The exercise
List each line of the data that holds the string "awareness".

Data entries:
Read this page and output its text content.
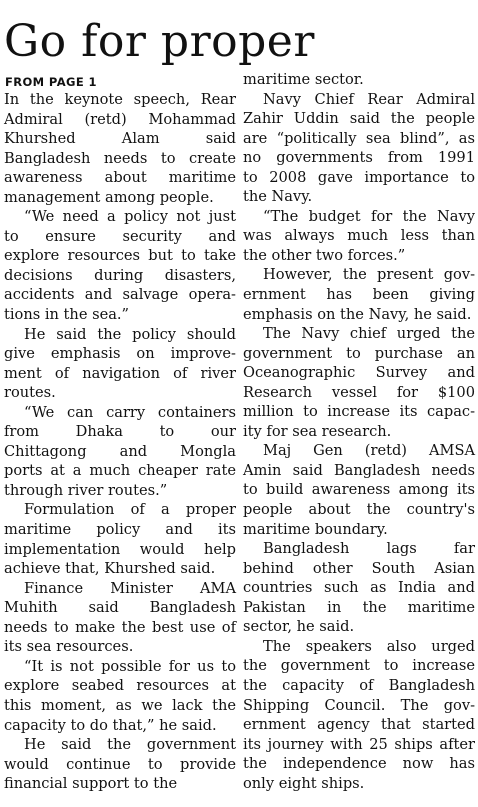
Go for proper
FROM PAGE 1

In the keynote speech, Rear
Admiral (retd) Mohammad
Khurshed Alam said
Bangladesh needs to create
awareness about maritime
management among people.

“We need a policy not just
to ensure security and
explore resources but to take
decisions during disasters,
accidents and salvage opera-
tions in the sea.”

He said the policy should
give emphasis on improve-
ment of navigation of river
routes.

“We can carry containers
from Dhaka to our
Chittagong and Mongla
ports at a much cheaper rate
through river routes.”

Formulation of a proper
maritime policy and its
implementation would help
achieve that, Khurshed said.

Finance Minister AMA
Muhith said Bangladesh
needs to make the best use of
its sea resources.

“It is not possible for us to
explore seabed resources at
this moment, as we lack the
capacity to do that,” he said.

He said the government
would continue to provide
financial support to the

maritime sector.

Navy Chief Rear Admiral
Zahir Uddin said the people
are “politically sea blind”, as
no governments from 1991
to 2008 gave importance to
the Navy.

“The budget for the Navy
was always much less than
the other two forces.”

However, the present gov-
ernment has been giving
emphasis on the Navy, he said.

The Navy chief urged the
government to purchase an
Oceanographic Survey and
Research vessel for $100
million to increase its capac-
ity for sea research.

Maj Gen (retd) AMSA
Amin said Bangladesh needs
to build awareness among its
people about the country's
maritime boundary.

Bangladesh lags far
behind other South Asian
countries such as India and
Pakistan in the maritime
sector, he said.

The speakers also urged
the government to increase
the capacity of Bangladesh
Shipping Council. The gov-
ernment agency that started
its journey with 25 ships after
the independence now has
only eight ships.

Finished exercise
awareness about maritime
to build awareness among its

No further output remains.